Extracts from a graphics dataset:
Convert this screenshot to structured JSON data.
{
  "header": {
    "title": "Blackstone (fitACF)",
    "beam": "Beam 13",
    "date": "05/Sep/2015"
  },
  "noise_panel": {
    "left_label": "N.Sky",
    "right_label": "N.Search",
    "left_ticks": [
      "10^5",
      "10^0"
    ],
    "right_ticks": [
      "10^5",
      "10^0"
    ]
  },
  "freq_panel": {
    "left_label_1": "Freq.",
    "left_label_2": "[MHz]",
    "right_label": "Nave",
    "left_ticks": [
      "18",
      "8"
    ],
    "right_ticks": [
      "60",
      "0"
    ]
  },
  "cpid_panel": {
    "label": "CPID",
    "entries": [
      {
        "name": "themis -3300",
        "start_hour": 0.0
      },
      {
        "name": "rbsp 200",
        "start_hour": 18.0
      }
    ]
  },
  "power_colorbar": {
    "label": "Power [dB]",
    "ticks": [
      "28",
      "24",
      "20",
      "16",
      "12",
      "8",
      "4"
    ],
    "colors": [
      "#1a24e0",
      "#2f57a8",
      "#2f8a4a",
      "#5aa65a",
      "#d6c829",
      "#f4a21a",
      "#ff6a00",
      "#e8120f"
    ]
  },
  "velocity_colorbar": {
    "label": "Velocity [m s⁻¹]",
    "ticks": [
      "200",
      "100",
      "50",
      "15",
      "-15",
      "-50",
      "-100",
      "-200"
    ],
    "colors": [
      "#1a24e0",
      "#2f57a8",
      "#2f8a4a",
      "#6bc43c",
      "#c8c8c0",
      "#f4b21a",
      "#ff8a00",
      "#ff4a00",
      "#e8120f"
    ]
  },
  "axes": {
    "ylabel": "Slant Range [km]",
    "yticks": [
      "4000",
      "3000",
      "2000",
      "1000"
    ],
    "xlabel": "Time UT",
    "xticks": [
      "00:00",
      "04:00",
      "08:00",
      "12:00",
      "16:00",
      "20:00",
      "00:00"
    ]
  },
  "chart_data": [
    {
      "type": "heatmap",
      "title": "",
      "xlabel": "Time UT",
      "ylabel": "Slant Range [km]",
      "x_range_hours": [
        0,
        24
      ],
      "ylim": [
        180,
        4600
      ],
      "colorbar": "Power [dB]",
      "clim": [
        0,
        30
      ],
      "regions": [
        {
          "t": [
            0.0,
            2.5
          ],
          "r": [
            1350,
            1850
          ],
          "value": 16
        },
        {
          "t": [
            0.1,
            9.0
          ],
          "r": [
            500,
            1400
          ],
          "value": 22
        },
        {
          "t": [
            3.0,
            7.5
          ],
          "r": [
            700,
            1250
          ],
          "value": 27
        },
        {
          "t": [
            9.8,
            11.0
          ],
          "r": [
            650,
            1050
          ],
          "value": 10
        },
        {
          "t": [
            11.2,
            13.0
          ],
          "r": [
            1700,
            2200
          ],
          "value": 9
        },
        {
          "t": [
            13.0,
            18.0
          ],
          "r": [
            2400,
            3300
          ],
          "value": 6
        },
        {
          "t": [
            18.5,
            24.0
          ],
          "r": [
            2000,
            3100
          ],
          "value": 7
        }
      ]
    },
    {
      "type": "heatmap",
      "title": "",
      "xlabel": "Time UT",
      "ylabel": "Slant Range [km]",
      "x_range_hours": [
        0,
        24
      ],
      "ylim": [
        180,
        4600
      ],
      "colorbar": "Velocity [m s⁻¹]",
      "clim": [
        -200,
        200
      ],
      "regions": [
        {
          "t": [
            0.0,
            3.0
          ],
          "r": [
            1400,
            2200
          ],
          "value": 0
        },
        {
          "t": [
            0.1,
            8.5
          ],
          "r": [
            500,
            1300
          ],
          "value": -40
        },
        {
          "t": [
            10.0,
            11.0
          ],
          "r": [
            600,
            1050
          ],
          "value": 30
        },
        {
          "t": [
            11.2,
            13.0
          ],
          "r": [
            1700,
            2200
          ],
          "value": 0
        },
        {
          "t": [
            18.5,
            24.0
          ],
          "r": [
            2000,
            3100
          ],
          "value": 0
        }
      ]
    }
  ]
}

*The problem*
Copy out the material word for word and line for line.

*Response to the exercise*
Convert this screenshot to structured JSON data.
{
  "header": {
    "title": "Blackstone (fitACF)",
    "beam": "Beam 13",
    "date": "05/Sep/2015"
  },
  "noise_panel": {
    "left_label": "N.Sky",
    "right_label": "N.Search",
    "left_ticks": [
      "10^5",
      "10^0"
    ],
    "right_ticks": [
      "10^5",
      "10^0"
    ]
  },
  "freq_panel": {
    "left_label_1": "Freq.",
    "left_label_2": "[MHz]",
    "right_label": "Nave",
    "left_ticks": [
      "18",
      "8"
    ],
    "right_ticks": [
      "60",
      "0"
    ]
  },
  "cpid_panel": {
    "label": "CPID",
    "entries": [
      {
        "name": "themis -3300",
        "start_hour": 0.0
      },
      {
        "name": "rbsp 200",
        "start_hour": 18.0
      }
    ]
  },
  "power_colorbar": {
    "label": "Power [dB]",
    "ticks": [
      "28",
      "24",
      "20",
      "16",
      "12",
      "8",
      "4"
    ],
    "colors": [
      "#1a24e0",
      "#2f57a8",
      "#2f8a4a",
      "#5aa65a",
      "#d6c829",
      "#f4a21a",
      "#ff6a00",
      "#e8120f"
    ]
  },
  "velocity_colorbar": {
    "label": "Velocity [m s⁻¹]",
    "ticks": [
      "200",
      "100",
      "50",
      "15",
      "-15",
      "-50",
      "-100",
      "-200"
    ],
    "colors": [
      "#1a24e0",
      "#2f57a8",
      "#2f8a4a",
      "#6bc43c",
      "#c8c8c0",
      "#f4b21a",
      "#ff8a00",
      "#ff4a00",
      "#e8120f"
    ]
  },
  "axes": {
    "ylabel": "Slant Range [km]",
    "yticks": [
      "4000",
      "3000",
      "2000",
      "1000"
    ],
    "xlabel": "Time UT",
    "xticks": [
      "00:00",
      "04:00",
      "08:00",
      "12:00",
      "16:00",
      "20:00",
      "00:00"
    ]
  },
  "chart_data": [
    {
      "type": "heatmap",
      "title": "",
      "xlabel": "Time UT",
      "ylabel": "Slant Range [km]",
      "x_range_hours": [
        0,
        24
      ],
      "ylim": [
        180,
        4600
      ],
      "colorbar": "Power [dB]",
      "clim": [
        0,
        30
      ],
      "regions": [
        {
          "t": [
            0.0,
            2.5
          ],
          "r": [
            1350,
            1850
          ],
          "value": 16
        },
        {
          "t": [
            0.1,
            9.0
          ],
          "r": [
            500,
            1400
          ],
          "value": 22
        },
        {
          "t": [
            3.0,
            7.5
          ],
          "r": [
            700,
            1250
          ],
          "value": 27
        },
        {
          "t": [
            9.8,
            11.0
          ],
          "r": [
            650,
            1050
          ],
          "value": 10
        },
        {
          "t": [
            11.2,
            13.0
          ],
          "r": [
            1700,
            2200
          ],
          "value": 9
        },
        {
          "t": [
            13.0,
            18.0
          ],
          "r": [
            2400,
            3300
          ],
          "value": 6
        },
        {
          "t": [
            18.5,
            24.0
          ],
          "r": [
            2000,
            3100
          ],
          "value": 7
        }
      ]
    },
    {
      "type": "heatmap",
      "title": "",
      "xlabel": "Time UT",
      "ylabel": "Slant Range [km]",
      "x_range_hours": [
        0,
        24
      ],
      "ylim": [
        180,
        4600
      ],
      "colorbar": "Velocity [m s⁻¹]",
      "clim": [
        -200,
        200
      ],
      "regions": [
        {
          "t": [
            0.0,
            3.0
          ],
          "r": [
            1400,
            2200
          ],
          "value": 0
        },
        {
          "t": [
            0.1,
            8.5
          ],
          "r": [
            500,
            1300
          ],
          "value": -40
        },
        {
          "t": [
            10.0,
            11.0
          ],
          "r": [
            600,
            1050
          ],
          "value": 30
        },
        {
          "t": [
            11.2,
            13.0
          ],
          "r": [
            1700,
            2200
          ],
          "value": 0
        },
        {
          "t": [
            18.5,
            24.0
          ],
          "r": [
            2000,
            3100
          ],
          "value": 0
        }
      ]
    }
  ]
}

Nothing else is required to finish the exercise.